Starting at the line with "Decode this image", copy each line through the last one below exactly as written, without any pictures.

**Raw data:**
>> Begin

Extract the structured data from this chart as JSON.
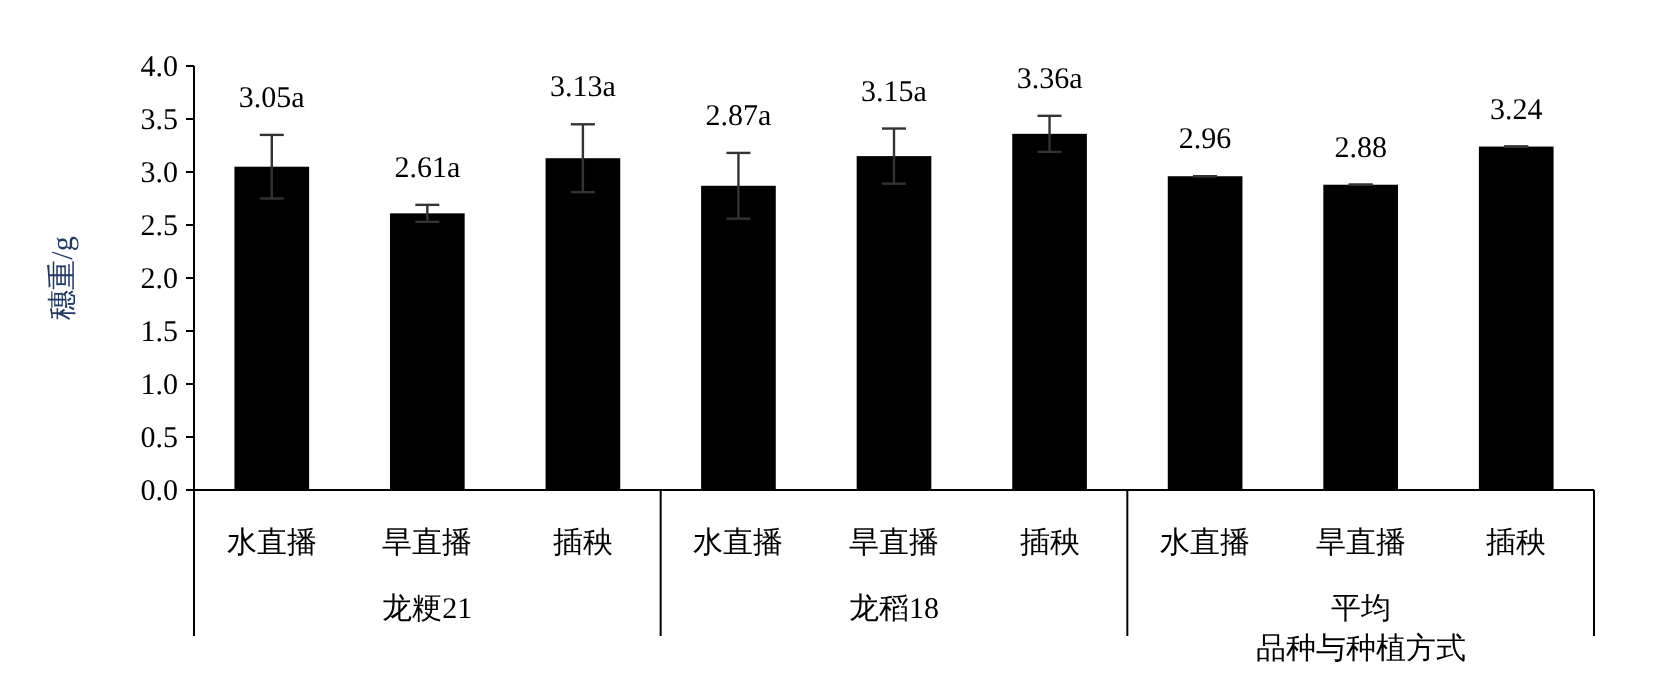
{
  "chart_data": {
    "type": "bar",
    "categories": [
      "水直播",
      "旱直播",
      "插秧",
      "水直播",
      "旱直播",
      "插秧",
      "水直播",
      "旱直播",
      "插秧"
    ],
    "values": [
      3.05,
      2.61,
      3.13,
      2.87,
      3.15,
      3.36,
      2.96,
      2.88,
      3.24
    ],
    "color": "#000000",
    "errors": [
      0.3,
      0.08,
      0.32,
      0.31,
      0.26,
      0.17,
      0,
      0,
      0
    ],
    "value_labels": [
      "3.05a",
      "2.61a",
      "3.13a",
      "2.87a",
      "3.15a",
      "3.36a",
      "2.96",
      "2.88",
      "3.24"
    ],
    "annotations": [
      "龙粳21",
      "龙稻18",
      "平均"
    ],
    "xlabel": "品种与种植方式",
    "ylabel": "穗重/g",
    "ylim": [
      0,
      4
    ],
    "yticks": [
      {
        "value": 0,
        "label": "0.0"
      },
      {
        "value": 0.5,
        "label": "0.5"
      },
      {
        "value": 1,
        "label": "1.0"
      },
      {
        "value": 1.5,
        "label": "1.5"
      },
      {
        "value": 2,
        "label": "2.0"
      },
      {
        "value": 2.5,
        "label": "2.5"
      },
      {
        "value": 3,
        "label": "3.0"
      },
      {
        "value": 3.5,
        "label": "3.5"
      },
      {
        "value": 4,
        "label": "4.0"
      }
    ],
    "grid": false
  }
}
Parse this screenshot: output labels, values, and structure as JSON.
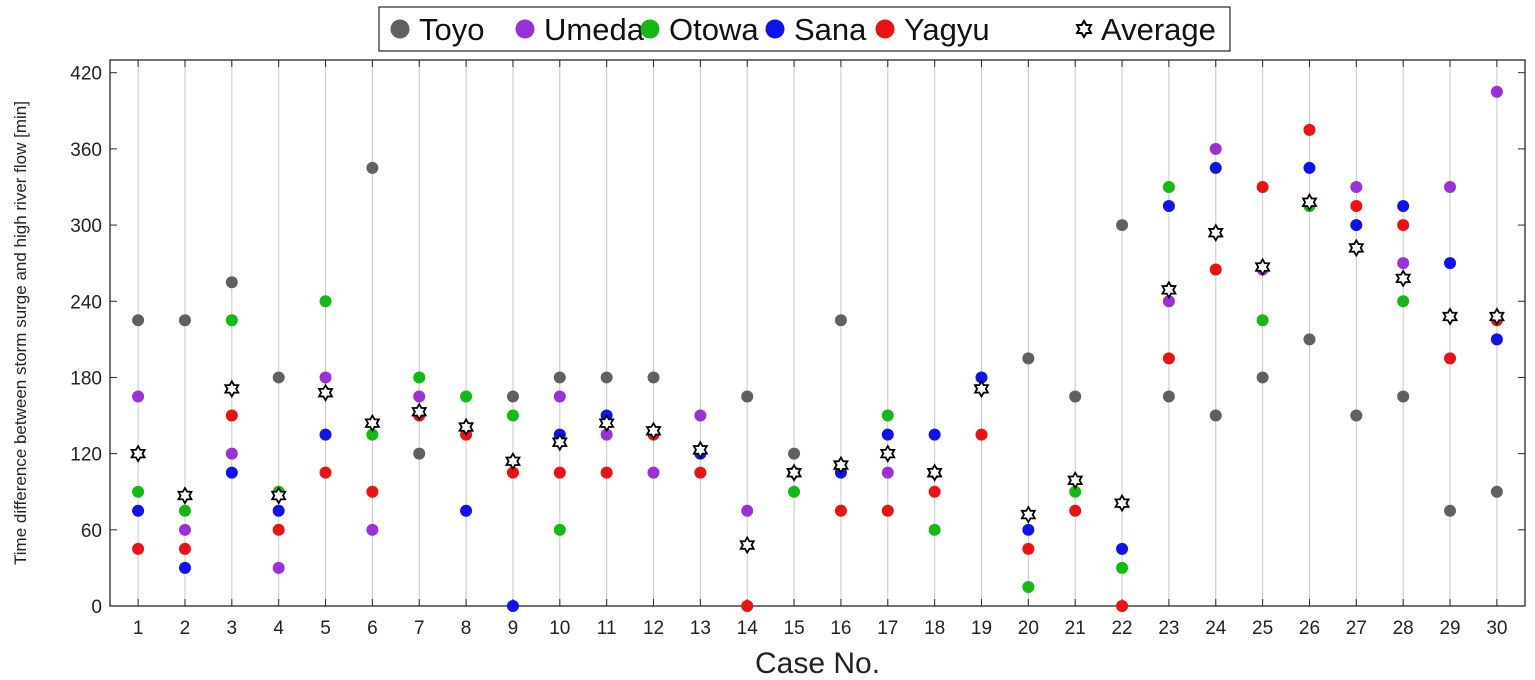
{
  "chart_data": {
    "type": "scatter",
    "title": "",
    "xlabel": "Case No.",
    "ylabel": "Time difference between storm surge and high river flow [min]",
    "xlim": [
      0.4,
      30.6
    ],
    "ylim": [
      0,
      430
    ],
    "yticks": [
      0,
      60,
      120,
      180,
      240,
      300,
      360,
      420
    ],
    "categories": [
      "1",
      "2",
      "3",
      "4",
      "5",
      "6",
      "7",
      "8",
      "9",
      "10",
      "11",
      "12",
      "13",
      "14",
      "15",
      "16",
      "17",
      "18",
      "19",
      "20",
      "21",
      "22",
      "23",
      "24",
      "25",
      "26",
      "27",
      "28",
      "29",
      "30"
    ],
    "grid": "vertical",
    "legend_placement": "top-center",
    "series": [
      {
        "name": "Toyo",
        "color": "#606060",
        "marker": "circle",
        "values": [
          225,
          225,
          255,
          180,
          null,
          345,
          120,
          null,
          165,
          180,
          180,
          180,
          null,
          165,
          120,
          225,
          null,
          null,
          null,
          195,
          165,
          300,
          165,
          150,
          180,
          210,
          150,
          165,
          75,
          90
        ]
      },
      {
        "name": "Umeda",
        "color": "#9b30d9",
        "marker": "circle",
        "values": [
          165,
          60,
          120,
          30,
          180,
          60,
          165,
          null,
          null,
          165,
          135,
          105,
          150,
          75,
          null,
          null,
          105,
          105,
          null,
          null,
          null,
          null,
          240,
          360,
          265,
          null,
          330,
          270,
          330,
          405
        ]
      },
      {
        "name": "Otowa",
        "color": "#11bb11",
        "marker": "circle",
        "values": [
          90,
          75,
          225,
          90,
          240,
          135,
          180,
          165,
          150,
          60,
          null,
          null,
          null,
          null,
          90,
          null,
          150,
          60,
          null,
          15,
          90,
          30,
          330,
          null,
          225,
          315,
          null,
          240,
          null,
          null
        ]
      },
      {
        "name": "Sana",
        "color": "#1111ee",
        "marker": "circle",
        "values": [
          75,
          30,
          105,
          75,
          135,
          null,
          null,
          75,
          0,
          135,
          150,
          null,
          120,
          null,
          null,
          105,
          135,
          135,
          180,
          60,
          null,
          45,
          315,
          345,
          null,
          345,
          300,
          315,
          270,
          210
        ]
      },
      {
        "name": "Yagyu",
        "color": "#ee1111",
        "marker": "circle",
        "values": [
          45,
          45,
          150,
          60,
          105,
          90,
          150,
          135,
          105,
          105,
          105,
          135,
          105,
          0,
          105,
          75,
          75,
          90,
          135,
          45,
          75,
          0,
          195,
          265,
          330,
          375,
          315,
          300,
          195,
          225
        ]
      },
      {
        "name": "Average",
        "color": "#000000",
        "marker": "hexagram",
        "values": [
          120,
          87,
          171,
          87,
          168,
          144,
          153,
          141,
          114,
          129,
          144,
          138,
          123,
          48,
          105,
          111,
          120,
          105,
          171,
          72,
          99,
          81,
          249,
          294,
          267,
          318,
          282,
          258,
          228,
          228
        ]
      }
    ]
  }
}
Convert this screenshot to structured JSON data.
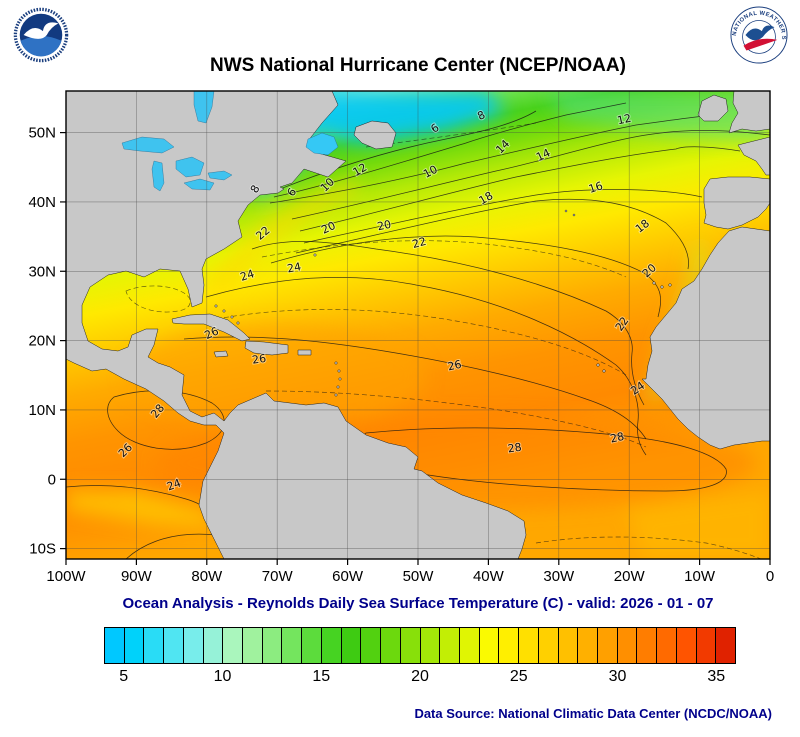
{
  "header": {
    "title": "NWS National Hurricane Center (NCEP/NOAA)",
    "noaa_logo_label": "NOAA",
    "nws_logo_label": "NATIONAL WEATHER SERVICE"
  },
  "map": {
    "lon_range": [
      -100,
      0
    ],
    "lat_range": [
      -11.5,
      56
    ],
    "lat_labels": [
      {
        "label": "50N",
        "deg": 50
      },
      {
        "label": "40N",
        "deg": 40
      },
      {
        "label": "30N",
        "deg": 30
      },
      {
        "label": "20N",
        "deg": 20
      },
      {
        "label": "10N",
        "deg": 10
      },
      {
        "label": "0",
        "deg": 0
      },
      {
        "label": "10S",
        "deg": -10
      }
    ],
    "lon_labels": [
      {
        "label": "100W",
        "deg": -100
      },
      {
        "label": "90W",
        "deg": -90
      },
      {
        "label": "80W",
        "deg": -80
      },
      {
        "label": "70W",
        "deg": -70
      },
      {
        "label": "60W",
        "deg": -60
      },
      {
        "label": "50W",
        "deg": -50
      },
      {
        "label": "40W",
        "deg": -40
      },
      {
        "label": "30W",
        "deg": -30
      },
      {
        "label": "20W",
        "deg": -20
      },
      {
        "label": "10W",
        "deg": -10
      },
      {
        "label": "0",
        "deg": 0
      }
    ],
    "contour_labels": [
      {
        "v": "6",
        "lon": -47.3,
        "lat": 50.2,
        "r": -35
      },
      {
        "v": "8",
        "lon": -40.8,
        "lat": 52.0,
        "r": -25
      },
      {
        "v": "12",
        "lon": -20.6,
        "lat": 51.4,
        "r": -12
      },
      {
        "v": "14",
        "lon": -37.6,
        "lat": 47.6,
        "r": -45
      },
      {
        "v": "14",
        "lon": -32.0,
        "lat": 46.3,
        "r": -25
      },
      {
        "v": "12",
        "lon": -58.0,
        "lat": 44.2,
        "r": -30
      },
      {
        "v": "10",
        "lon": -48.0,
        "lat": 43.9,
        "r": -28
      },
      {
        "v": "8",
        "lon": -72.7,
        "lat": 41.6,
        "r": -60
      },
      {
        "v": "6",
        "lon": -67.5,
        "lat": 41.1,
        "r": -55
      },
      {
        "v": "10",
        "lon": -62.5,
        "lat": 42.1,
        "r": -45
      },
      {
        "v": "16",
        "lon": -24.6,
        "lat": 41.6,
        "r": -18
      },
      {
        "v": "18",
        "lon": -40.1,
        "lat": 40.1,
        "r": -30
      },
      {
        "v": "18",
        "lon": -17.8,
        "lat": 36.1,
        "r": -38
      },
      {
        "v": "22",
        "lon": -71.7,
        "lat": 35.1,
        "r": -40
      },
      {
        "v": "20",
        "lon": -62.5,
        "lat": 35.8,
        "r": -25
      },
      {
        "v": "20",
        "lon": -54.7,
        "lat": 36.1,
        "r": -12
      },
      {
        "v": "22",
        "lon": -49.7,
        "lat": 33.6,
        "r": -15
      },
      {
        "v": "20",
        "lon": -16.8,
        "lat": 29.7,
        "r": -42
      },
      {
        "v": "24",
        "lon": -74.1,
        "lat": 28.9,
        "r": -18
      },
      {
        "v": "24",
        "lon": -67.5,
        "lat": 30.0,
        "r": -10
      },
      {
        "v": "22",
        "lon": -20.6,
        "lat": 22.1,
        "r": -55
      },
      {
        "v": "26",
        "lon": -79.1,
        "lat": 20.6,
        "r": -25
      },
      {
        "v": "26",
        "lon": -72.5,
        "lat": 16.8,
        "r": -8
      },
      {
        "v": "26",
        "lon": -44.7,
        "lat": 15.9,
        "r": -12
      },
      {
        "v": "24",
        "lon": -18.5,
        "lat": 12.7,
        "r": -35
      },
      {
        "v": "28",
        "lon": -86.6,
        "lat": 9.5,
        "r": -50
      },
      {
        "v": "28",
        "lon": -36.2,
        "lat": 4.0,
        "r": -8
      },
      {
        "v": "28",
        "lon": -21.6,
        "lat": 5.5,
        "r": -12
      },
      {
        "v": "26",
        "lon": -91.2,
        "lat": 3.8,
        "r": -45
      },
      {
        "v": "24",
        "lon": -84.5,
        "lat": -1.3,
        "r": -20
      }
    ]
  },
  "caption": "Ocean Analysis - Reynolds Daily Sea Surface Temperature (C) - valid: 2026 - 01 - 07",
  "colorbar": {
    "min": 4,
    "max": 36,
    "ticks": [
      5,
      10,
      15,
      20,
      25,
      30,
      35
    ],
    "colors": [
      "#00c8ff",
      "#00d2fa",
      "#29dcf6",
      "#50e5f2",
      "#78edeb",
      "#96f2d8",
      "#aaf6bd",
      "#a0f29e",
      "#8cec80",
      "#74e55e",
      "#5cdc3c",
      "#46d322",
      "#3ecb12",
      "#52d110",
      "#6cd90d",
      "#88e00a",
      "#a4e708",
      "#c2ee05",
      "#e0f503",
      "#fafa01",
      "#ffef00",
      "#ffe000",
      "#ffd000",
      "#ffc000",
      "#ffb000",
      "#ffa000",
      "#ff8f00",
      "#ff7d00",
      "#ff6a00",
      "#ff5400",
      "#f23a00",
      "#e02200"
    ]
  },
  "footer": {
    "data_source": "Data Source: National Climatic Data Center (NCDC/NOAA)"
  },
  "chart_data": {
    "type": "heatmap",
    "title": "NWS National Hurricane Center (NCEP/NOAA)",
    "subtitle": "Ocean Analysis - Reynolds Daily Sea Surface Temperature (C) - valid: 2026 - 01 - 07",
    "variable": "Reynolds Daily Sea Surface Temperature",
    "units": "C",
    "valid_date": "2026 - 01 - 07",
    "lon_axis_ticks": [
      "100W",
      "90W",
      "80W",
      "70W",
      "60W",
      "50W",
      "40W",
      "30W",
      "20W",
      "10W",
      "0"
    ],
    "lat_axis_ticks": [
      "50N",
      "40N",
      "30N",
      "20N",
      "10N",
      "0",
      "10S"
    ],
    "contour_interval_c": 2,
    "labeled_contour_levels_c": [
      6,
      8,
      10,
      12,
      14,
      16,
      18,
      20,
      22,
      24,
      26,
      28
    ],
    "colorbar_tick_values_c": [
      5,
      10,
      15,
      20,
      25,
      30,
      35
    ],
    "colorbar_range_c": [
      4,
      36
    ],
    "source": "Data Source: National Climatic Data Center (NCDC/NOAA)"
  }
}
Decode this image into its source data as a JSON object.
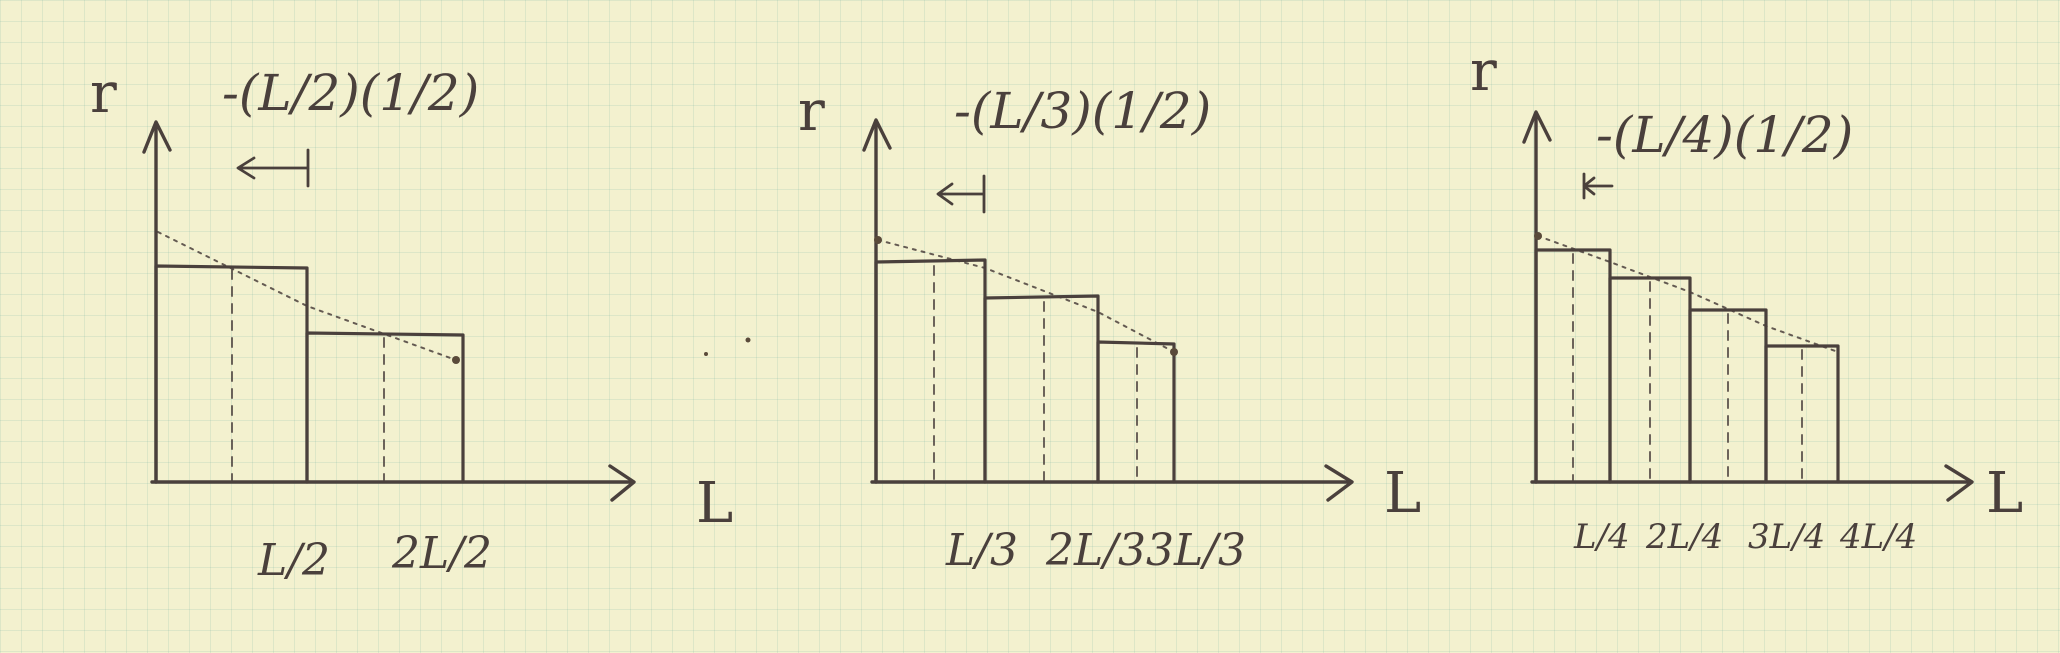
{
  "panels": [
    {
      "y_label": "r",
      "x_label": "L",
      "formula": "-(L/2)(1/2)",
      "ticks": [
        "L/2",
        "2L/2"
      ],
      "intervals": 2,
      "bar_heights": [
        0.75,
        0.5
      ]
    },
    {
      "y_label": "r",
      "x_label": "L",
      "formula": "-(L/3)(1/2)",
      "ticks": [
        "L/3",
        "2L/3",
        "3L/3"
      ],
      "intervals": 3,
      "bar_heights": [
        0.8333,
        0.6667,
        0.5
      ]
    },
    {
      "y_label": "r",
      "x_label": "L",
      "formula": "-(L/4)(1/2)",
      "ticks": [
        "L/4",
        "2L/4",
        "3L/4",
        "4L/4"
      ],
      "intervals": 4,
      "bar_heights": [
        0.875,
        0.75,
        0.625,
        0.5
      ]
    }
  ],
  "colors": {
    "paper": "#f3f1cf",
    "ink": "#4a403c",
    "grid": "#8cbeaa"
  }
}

>> End

**Response:**
Decode this image into its source data as a JSON object.
{
  "panels": [
    {
      "y_label": "r",
      "x_label": "L",
      "formula": "-(L/2)(1/2)",
      "ticks": [
        "L/2",
        "2L/2"
      ],
      "intervals": 2,
      "bar_heights": [
        0.75,
        0.5
      ]
    },
    {
      "y_label": "r",
      "x_label": "L",
      "formula": "-(L/3)(1/2)",
      "ticks": [
        "L/3",
        "2L/3",
        "3L/3"
      ],
      "intervals": 3,
      "bar_heights": [
        0.8333,
        0.6667,
        0.5
      ]
    },
    {
      "y_label": "r",
      "x_label": "L",
      "formula": "-(L/4)(1/2)",
      "ticks": [
        "L/4",
        "2L/4",
        "3L/4",
        "4L/4"
      ],
      "intervals": 4,
      "bar_heights": [
        0.875,
        0.75,
        0.625,
        0.5
      ]
    }
  ],
  "colors": {
    "paper": "#f3f1cf",
    "ink": "#4a403c",
    "grid": "#8cbeaa"
  }
}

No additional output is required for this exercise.